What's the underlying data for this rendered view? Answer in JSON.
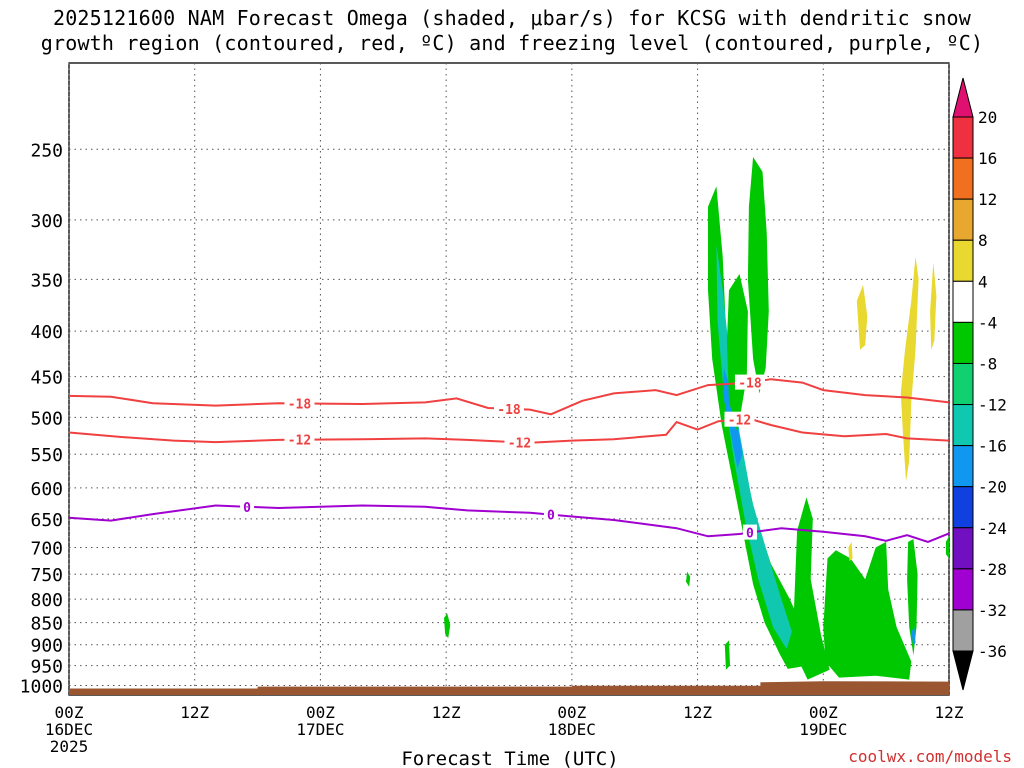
{
  "chart_data": {
    "type": "heatmap",
    "title_line1": "2025121600 NAM Forecast Omega (shaded, μbar/s) for KCSG with dendritic snow",
    "title_line2": "growth region (contoured, red, ºC) and freezing level (contoured, purple, ºC)",
    "xlabel": "Forecast Time (UTC)",
    "credit": "coolwx.com/models",
    "x_range_hours": [
      0,
      84
    ],
    "x_ticks": [
      {
        "h": 0,
        "lines": [
          "00Z",
          "16DEC",
          "2025"
        ]
      },
      {
        "h": 12,
        "lines": [
          "12Z"
        ]
      },
      {
        "h": 24,
        "lines": [
          "00Z",
          "17DEC"
        ]
      },
      {
        "h": 36,
        "lines": [
          "12Z"
        ]
      },
      {
        "h": 48,
        "lines": [
          "00Z",
          "18DEC"
        ]
      },
      {
        "h": 60,
        "lines": [
          "12Z"
        ]
      },
      {
        "h": 72,
        "lines": [
          "00Z",
          "19DEC"
        ]
      },
      {
        "h": 84,
        "lines": [
          "12Z"
        ]
      }
    ],
    "y_ticks_hpa": [
      250,
      300,
      350,
      400,
      450,
      500,
      550,
      600,
      650,
      700,
      750,
      800,
      850,
      900,
      950,
      1000
    ],
    "y_range_hpa": [
      200,
      1025
    ],
    "y_scale": "log-pressure",
    "grid": true,
    "colorbar": {
      "ticks": [
        "20",
        "16",
        "12",
        "8",
        "4",
        "-4",
        "-8",
        "-12",
        "-16",
        "-20",
        "-24",
        "-28",
        "-32",
        "-36"
      ],
      "colors": [
        "#e01070",
        "#ee3040",
        "#f07020",
        "#e8a830",
        "#e8d830",
        "#ffffff",
        "#00c800",
        "#10d070",
        "#10c8b0",
        "#1098f0",
        "#1040e0",
        "#7010c0",
        "#a000d0",
        "#a0a0a0",
        "#000000"
      ]
    },
    "contours": [
      {
        "color": "#f04040",
        "level": "-18",
        "labels_at_h": [
          22,
          42,
          65
        ],
        "points": [
          [
            0,
            473
          ],
          [
            4,
            474
          ],
          [
            8,
            482
          ],
          [
            14,
            485
          ],
          [
            20,
            482
          ],
          [
            28,
            483
          ],
          [
            34,
            481
          ],
          [
            37,
            476
          ],
          [
            40,
            488
          ],
          [
            44,
            490
          ],
          [
            46,
            496
          ],
          [
            49,
            479
          ],
          [
            52,
            470
          ],
          [
            56,
            466
          ],
          [
            58,
            472
          ],
          [
            61,
            460
          ],
          [
            65,
            457
          ],
          [
            67,
            453
          ],
          [
            70,
            457
          ],
          [
            72,
            466
          ],
          [
            76,
            472
          ],
          [
            80,
            475
          ],
          [
            84,
            481
          ]
        ]
      },
      {
        "color": "#f04040",
        "level": "-12",
        "labels_at_h": [
          22,
          43,
          64
        ],
        "points": [
          [
            0,
            520
          ],
          [
            5,
            526
          ],
          [
            10,
            531
          ],
          [
            14,
            533
          ],
          [
            20,
            530
          ],
          [
            28,
            529
          ],
          [
            34,
            528
          ],
          [
            38,
            530
          ],
          [
            44,
            534
          ],
          [
            48,
            531
          ],
          [
            52,
            529
          ],
          [
            57,
            523
          ],
          [
            58,
            506
          ],
          [
            60,
            516
          ],
          [
            62,
            505
          ],
          [
            65,
            502
          ],
          [
            67,
            510
          ],
          [
            70,
            520
          ],
          [
            74,
            525
          ],
          [
            78,
            522
          ],
          [
            80,
            528
          ],
          [
            84,
            531
          ]
        ]
      },
      {
        "color": "#a000d0",
        "level": "0",
        "labels_at_h": [
          17,
          46,
          65
        ],
        "points": [
          [
            0,
            648
          ],
          [
            4,
            653
          ],
          [
            8,
            642
          ],
          [
            14,
            628
          ],
          [
            20,
            632
          ],
          [
            28,
            628
          ],
          [
            34,
            630
          ],
          [
            38,
            636
          ],
          [
            44,
            640
          ],
          [
            48,
            646
          ],
          [
            52,
            652
          ],
          [
            58,
            666
          ],
          [
            61,
            680
          ],
          [
            64,
            676
          ],
          [
            68,
            666
          ],
          [
            72,
            672
          ],
          [
            76,
            680
          ],
          [
            78,
            688
          ],
          [
            80,
            678
          ],
          [
            82,
            690
          ],
          [
            84,
            675
          ]
        ]
      }
    ]
  }
}
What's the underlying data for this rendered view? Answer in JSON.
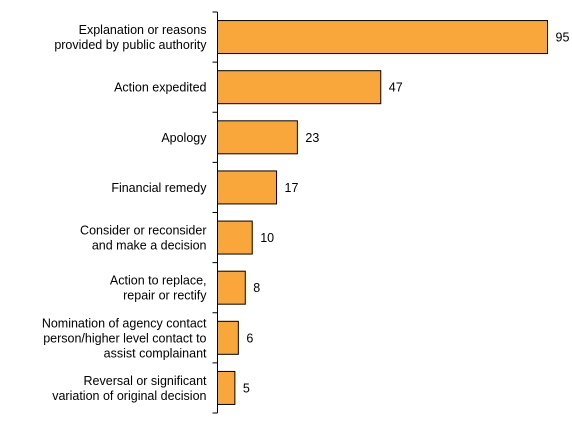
{
  "chart_data": {
    "type": "bar",
    "orientation": "horizontal",
    "categories": [
      [
        "Explanation or reasons",
        "provided by public authority"
      ],
      [
        "Action expedited"
      ],
      [
        "Apology"
      ],
      [
        "Financial remedy"
      ],
      [
        "Consider or reconsider",
        "and make a decision"
      ],
      [
        "Action to replace,",
        "repair or rectify"
      ],
      [
        "Nomination of agency contact",
        "person/higher level contact to",
        "assist complainant"
      ],
      [
        "Reversal or significant",
        "variation of original decision"
      ]
    ],
    "values": [
      95,
      47,
      23,
      17,
      10,
      8,
      6,
      5
    ],
    "data_labels": [
      "95",
      "47",
      "23",
      "17",
      "10",
      "8",
      "6",
      "5"
    ],
    "xlim": [
      0,
      100
    ],
    "grid": false,
    "legend": "none",
    "bar_color": "#F9A63A",
    "bar_stroke": "#000000"
  }
}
++++++++
> [Exercise prompt]: Using the records given above, list every line that includes the word "contact".

> [Solution to this problem]:
        "Nomination of agency contact",
        "person/higher level contact to",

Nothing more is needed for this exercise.